-- Start Data provided --

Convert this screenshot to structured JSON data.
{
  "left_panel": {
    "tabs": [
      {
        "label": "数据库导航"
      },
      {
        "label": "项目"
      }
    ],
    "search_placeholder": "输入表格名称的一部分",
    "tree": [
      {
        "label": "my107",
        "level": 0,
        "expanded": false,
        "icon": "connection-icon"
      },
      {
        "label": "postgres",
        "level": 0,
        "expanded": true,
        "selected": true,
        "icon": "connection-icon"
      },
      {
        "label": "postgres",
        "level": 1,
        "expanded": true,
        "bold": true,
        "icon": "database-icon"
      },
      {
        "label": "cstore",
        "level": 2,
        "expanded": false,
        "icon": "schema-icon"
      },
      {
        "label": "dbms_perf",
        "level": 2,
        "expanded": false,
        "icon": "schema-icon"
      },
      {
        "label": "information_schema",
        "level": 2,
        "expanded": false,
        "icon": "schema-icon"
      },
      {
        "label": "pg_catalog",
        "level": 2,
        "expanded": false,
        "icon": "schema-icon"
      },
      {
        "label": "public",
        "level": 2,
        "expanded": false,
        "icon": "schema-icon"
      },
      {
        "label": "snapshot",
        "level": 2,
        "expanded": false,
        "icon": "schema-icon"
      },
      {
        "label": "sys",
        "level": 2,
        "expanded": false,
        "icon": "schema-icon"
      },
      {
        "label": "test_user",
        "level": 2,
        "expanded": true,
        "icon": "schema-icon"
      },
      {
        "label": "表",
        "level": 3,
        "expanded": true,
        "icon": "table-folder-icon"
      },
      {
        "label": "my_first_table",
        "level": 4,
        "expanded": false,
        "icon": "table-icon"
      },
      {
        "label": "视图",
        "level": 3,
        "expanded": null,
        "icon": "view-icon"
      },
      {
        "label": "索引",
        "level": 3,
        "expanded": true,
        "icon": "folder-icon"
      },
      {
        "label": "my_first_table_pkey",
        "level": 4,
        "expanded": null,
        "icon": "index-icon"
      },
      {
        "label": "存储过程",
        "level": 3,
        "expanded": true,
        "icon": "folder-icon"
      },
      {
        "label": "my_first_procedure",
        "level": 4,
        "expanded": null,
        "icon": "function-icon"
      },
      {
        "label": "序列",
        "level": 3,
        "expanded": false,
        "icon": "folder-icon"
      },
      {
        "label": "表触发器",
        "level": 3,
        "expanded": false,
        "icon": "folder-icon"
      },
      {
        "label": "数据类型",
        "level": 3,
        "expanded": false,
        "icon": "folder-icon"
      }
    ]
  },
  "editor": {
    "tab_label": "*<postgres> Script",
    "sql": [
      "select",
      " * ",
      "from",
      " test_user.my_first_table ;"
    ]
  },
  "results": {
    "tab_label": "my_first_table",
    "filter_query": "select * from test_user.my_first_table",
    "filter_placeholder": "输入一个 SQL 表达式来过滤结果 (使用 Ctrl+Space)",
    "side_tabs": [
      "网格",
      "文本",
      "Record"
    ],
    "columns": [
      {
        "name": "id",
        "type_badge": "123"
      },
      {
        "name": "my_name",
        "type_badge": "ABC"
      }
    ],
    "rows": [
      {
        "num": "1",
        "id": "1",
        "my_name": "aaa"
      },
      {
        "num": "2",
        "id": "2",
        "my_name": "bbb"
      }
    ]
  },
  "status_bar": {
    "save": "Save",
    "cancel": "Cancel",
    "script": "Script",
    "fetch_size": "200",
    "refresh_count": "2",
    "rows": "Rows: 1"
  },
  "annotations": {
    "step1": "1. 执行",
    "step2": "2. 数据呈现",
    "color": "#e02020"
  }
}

-- End Data provided --

What the task asks: Pull out and copy each line containing the string "Script".

Task solution:
    "tab_label": "*<postgres> Script",
    "script": "Script",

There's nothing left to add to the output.